- _WHAT YOU SHOULD DO_:
Pull out every line below holding the word "voltage".
Start of EXTRACTED RECORDS
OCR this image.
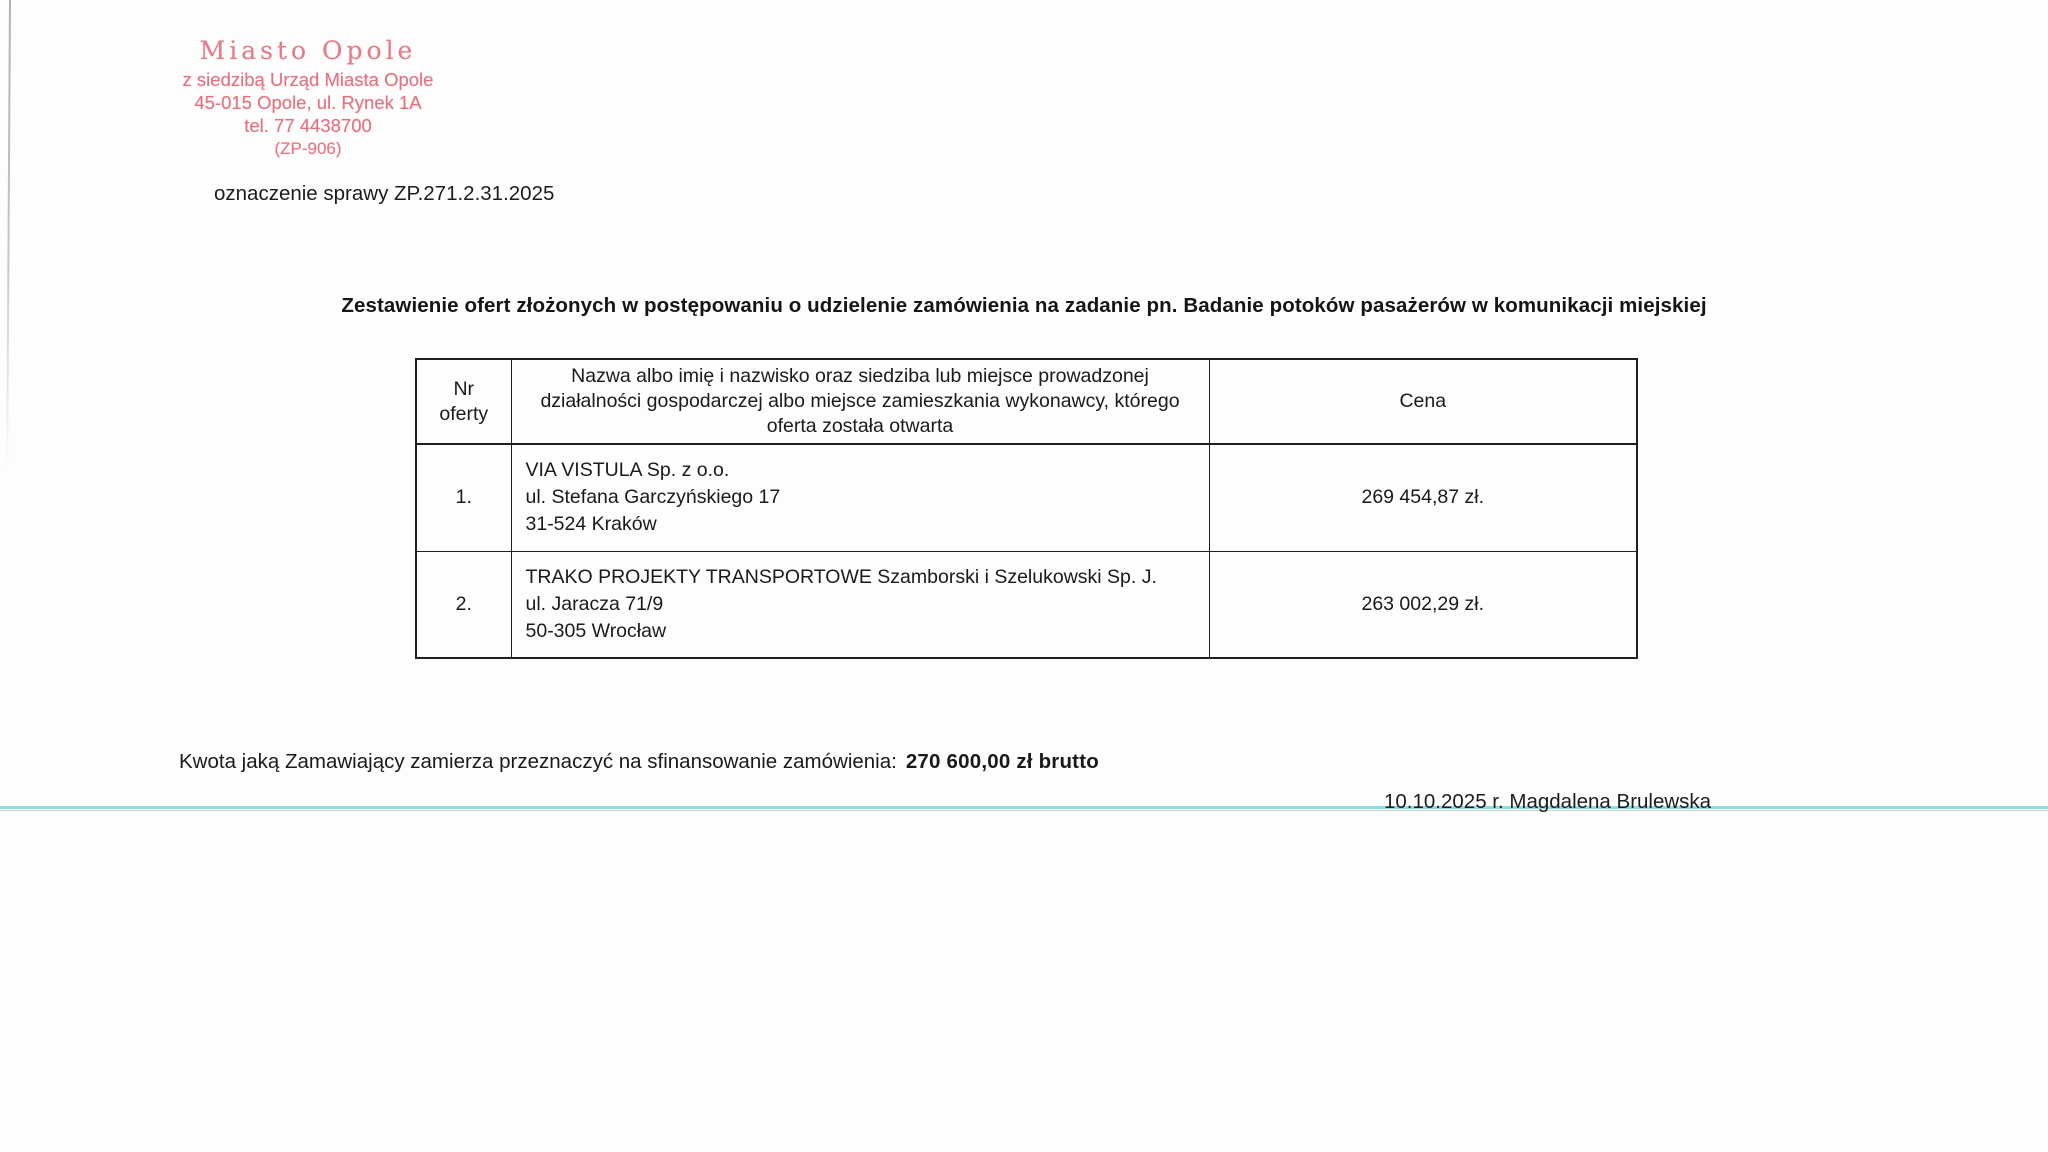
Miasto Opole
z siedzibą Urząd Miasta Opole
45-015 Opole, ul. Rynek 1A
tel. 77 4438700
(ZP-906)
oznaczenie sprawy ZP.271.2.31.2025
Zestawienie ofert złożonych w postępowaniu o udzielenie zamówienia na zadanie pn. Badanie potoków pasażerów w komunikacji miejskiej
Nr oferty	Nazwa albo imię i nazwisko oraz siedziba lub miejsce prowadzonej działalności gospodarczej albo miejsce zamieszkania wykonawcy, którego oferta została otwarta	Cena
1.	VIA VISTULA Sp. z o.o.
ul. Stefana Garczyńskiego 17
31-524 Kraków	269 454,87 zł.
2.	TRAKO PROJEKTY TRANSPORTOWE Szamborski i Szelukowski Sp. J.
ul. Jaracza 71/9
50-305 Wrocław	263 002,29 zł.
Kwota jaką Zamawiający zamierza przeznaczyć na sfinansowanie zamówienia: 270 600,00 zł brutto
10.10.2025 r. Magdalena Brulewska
End of EXTRACTED RECORDS
Start of EXTRACTED RECORDS
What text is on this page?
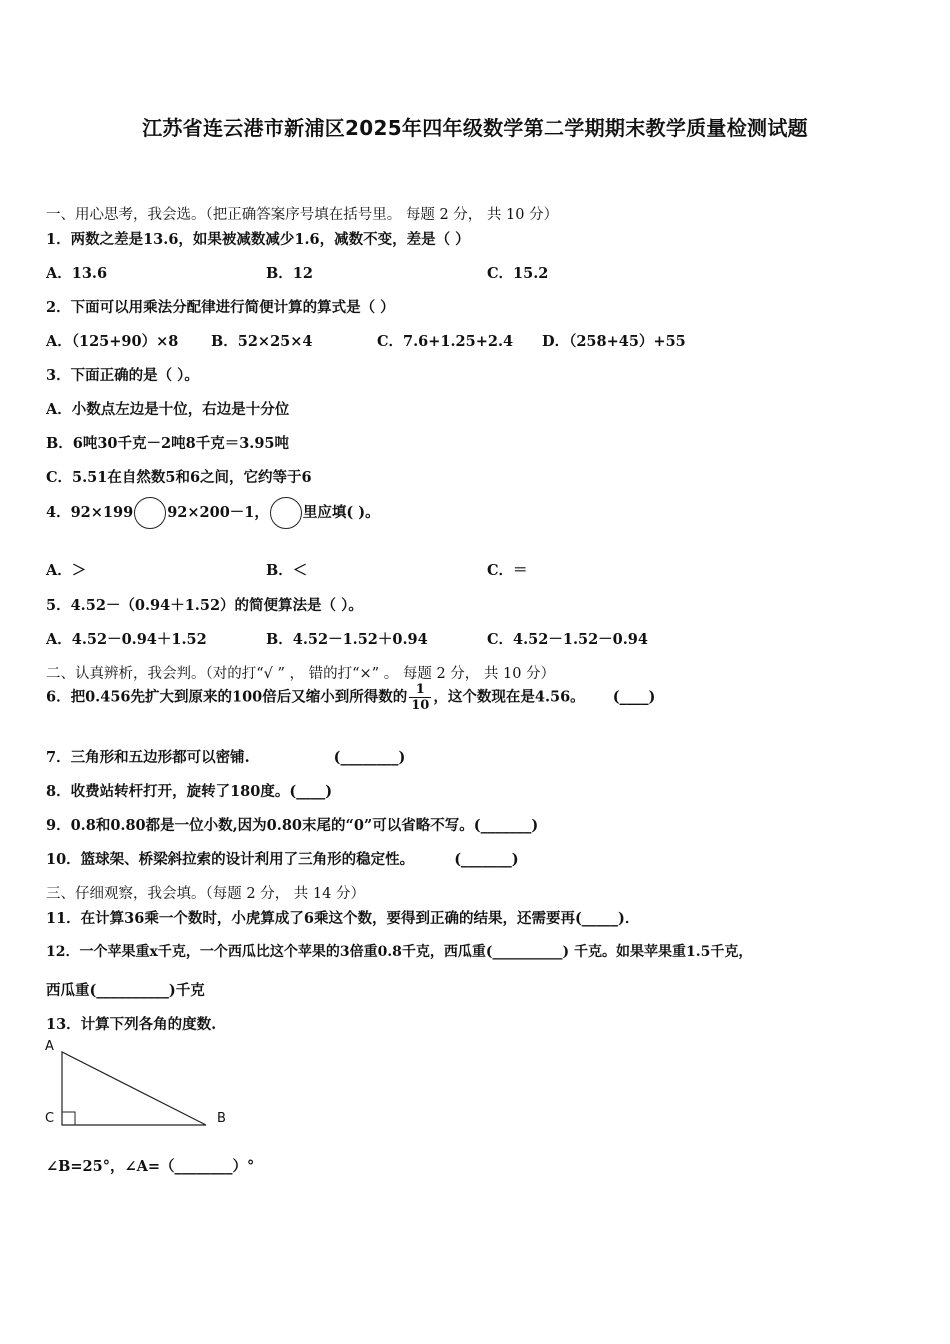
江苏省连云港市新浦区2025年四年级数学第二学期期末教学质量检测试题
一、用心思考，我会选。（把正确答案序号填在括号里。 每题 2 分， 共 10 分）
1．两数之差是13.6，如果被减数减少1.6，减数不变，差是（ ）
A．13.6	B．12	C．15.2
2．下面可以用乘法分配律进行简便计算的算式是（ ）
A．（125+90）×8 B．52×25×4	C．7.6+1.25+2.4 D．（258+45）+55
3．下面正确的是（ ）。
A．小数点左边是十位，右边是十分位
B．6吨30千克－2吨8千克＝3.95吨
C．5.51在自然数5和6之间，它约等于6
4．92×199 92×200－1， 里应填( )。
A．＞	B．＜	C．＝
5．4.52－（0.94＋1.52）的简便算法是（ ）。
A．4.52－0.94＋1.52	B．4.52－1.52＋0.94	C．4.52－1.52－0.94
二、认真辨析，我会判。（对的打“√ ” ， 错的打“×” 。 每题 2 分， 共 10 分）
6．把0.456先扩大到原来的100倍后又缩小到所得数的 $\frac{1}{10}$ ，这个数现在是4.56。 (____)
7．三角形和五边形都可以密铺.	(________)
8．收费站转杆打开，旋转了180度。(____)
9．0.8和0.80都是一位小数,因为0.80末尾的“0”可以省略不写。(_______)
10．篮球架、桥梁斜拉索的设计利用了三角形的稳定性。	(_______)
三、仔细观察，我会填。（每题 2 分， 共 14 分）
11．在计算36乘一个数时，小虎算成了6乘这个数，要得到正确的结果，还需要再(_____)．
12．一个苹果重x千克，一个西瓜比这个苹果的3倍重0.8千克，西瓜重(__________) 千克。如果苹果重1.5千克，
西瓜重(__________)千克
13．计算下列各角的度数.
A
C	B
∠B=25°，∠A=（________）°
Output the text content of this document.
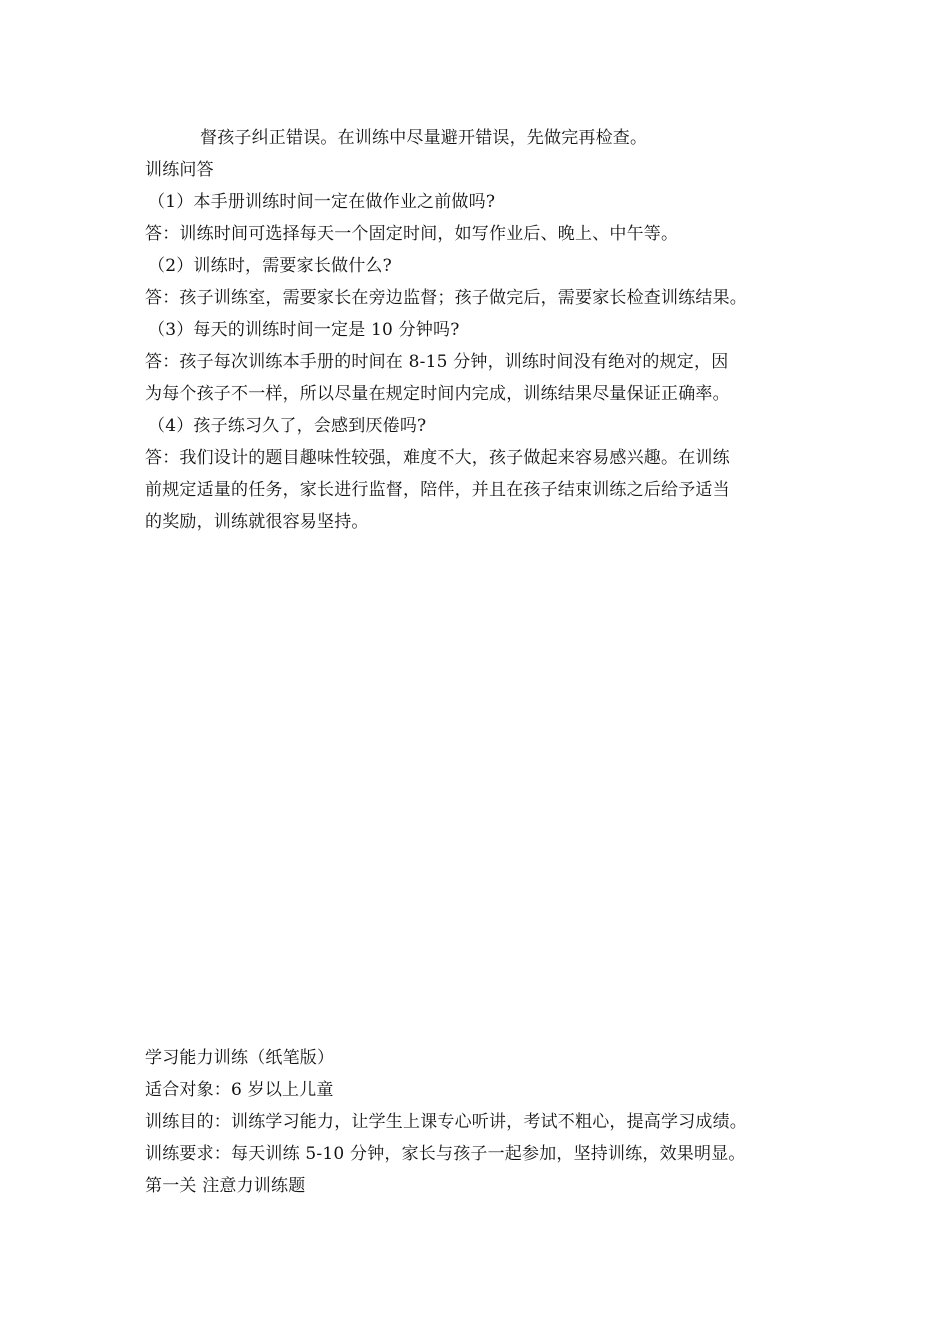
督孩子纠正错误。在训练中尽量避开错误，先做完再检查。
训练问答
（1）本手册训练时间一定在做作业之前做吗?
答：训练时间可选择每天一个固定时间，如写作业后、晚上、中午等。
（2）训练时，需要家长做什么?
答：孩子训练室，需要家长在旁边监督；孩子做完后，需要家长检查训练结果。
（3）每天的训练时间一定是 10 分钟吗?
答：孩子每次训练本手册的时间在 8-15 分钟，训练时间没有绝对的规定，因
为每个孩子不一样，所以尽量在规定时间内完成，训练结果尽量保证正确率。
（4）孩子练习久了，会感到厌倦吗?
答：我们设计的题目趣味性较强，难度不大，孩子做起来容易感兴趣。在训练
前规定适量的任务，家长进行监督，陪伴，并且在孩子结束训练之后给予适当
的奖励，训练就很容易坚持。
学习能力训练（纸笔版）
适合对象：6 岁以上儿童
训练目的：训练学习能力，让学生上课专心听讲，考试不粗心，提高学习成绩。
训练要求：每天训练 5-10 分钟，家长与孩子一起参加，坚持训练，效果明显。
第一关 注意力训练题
End of EXTRACTED RECORDS
Start of EXTRACTED RECORDS
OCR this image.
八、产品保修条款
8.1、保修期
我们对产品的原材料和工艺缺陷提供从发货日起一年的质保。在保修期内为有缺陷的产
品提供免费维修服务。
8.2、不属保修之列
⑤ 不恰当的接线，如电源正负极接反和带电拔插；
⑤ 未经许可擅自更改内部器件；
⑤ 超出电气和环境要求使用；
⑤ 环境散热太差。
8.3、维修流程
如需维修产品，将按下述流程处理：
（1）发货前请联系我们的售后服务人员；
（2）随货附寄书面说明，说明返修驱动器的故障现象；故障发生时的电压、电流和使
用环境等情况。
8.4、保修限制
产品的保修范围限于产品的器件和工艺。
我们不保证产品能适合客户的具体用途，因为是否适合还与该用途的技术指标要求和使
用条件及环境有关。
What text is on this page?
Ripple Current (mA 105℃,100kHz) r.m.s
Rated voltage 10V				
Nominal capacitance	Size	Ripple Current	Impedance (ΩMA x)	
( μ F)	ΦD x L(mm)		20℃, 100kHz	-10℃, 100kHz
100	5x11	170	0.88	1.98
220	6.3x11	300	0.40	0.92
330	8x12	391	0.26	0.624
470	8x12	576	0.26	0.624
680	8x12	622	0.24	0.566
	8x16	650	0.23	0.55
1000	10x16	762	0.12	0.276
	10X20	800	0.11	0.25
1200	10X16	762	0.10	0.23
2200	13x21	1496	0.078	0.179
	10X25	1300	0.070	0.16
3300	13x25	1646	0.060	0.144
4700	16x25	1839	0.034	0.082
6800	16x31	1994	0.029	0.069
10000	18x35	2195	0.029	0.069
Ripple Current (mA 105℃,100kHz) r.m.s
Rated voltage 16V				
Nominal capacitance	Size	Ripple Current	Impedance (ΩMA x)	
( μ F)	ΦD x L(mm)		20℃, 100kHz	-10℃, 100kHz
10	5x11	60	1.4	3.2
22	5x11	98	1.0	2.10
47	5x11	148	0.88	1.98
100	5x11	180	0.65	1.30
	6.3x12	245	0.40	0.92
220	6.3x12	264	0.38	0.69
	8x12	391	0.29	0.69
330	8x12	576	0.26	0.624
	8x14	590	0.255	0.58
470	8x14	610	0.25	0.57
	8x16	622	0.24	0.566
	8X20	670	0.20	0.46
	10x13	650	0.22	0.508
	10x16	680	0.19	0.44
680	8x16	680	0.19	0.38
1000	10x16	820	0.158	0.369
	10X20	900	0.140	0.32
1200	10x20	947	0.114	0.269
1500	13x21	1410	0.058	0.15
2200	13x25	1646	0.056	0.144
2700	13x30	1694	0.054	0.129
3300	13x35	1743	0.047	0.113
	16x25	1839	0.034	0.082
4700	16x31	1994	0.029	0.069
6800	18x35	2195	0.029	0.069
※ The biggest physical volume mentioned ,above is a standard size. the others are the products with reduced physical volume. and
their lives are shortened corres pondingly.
End of EXTRACTED RECORDS
- _THE ANSWER_:
Rated voltage 10V				
Rated voltage 16V				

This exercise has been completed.